Start of Listed records

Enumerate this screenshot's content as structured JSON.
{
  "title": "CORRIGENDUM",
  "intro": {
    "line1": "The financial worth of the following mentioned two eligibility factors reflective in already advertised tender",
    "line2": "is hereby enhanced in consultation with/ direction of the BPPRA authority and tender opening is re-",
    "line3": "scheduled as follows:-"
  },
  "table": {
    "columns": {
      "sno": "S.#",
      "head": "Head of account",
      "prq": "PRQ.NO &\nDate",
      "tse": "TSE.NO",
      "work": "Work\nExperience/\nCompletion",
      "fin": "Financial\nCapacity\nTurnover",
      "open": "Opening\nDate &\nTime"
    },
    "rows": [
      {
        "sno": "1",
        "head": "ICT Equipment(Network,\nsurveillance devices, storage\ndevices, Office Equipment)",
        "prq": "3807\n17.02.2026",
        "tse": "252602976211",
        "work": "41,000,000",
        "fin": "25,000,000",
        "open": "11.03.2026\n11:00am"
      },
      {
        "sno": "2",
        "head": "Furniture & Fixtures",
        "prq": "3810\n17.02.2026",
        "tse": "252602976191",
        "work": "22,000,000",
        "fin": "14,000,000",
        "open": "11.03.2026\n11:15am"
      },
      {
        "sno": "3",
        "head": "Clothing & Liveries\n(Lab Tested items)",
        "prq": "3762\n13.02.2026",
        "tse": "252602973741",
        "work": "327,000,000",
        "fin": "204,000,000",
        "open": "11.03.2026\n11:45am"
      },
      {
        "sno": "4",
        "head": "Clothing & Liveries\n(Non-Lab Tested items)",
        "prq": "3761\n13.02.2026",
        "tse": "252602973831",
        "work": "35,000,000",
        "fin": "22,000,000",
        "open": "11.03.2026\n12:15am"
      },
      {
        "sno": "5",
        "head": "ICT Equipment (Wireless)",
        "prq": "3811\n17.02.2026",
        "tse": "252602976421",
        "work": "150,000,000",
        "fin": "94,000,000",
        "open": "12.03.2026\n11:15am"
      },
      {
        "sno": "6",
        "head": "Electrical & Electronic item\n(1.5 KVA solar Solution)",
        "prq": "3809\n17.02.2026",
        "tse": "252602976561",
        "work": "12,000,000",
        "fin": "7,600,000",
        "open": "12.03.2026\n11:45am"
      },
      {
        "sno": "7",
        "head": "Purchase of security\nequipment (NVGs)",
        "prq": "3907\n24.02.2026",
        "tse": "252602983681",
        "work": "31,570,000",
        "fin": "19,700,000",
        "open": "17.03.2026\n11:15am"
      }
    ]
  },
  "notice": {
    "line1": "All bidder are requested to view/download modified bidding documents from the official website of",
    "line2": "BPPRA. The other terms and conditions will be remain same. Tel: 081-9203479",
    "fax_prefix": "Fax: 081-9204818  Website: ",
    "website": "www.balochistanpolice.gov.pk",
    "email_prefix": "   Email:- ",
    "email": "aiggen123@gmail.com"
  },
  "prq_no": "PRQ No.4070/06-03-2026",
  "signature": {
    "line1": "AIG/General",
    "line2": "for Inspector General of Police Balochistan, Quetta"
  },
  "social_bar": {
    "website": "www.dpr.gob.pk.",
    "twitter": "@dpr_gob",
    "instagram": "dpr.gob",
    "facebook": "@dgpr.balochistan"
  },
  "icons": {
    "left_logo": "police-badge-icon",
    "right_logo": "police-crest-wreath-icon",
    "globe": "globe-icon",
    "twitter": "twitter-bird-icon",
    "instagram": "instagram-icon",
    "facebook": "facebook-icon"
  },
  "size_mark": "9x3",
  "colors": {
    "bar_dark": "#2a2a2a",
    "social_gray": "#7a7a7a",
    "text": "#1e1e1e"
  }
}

End of Listed records

Your task |
Exactly as written above, please repeat the entries.

Task solution |
Enumerate this screenshot's content as structured JSON.
{
  "title": "CORRIGENDUM",
  "intro": {
    "line1": "The financial worth of the following mentioned two eligibility factors reflective in already advertised tender",
    "line2": "is hereby enhanced in consultation with/ direction of the BPPRA authority and tender opening is re-",
    "line3": "scheduled as follows:-"
  },
  "table": {
    "columns": {
      "sno": "S.#",
      "head": "Head of account",
      "prq": "PRQ.NO &\nDate",
      "tse": "TSE.NO",
      "work": "Work\nExperience/\nCompletion",
      "fin": "Financial\nCapacity\nTurnover",
      "open": "Opening\nDate &\nTime"
    },
    "rows": [
      {
        "sno": "1",
        "head": "ICT Equipment(Network,\nsurveillance devices, storage\ndevices, Office Equipment)",
        "prq": "3807\n17.02.2026",
        "tse": "252602976211",
        "work": "41,000,000",
        "fin": "25,000,000",
        "open": "11.03.2026\n11:00am"
      },
      {
        "sno": "2",
        "head": "Furniture & Fixtures",
        "prq": "3810\n17.02.2026",
        "tse": "252602976191",
        "work": "22,000,000",
        "fin": "14,000,000",
        "open": "11.03.2026\n11:15am"
      },
      {
        "sno": "3",
        "head": "Clothing & Liveries\n(Lab Tested items)",
        "prq": "3762\n13.02.2026",
        "tse": "252602973741",
        "work": "327,000,000",
        "fin": "204,000,000",
        "open": "11.03.2026\n11:45am"
      },
      {
        "sno": "4",
        "head": "Clothing & Liveries\n(Non-Lab Tested items)",
        "prq": "3761\n13.02.2026",
        "tse": "252602973831",
        "work": "35,000,000",
        "fin": "22,000,000",
        "open": "11.03.2026\n12:15am"
      },
      {
        "sno": "5",
        "head": "ICT Equipment (Wireless)",
        "prq": "3811\n17.02.2026",
        "tse": "252602976421",
        "work": "150,000,000",
        "fin": "94,000,000",
        "open": "12.03.2026\n11:15am"
      },
      {
        "sno": "6",
        "head": "Electrical & Electronic item\n(1.5 KVA solar Solution)",
        "prq": "3809\n17.02.2026",
        "tse": "252602976561",
        "work": "12,000,000",
        "fin": "7,600,000",
        "open": "12.03.2026\n11:45am"
      },
      {
        "sno": "7",
        "head": "Purchase of security\nequipment (NVGs)",
        "prq": "3907\n24.02.2026",
        "tse": "252602983681",
        "work": "31,570,000",
        "fin": "19,700,000",
        "open": "17.03.2026\n11:15am"
      }
    ]
  },
  "notice": {
    "line1": "All bidder are requested to view/download modified bidding documents from the official website of",
    "line2": "BPPRA. The other terms and conditions will be remain same. Tel: 081-9203479",
    "fax_prefix": "Fax: 081-9204818  Website: ",
    "website": "www.balochistanpolice.gov.pk",
    "email_prefix": "   Email:- ",
    "email": "aiggen123@gmail.com"
  },
  "prq_no": "PRQ No.4070/06-03-2026",
  "signature": {
    "line1": "AIG/General",
    "line2": "for Inspector General of Police Balochistan, Quetta"
  },
  "social_bar": {
    "website": "www.dpr.gob.pk.",
    "twitter": "@dpr_gob",
    "instagram": "dpr.gob",
    "facebook": "@dgpr.balochistan"
  },
  "icons": {
    "left_logo": "police-badge-icon",
    "right_logo": "police-crest-wreath-icon",
    "globe": "globe-icon",
    "twitter": "twitter-bird-icon",
    "instagram": "instagram-icon",
    "facebook": "facebook-icon"
  },
  "size_mark": "9x3",
  "colors": {
    "bar_dark": "#2a2a2a",
    "social_gray": "#7a7a7a",
    "text": "#1e1e1e"
  }
}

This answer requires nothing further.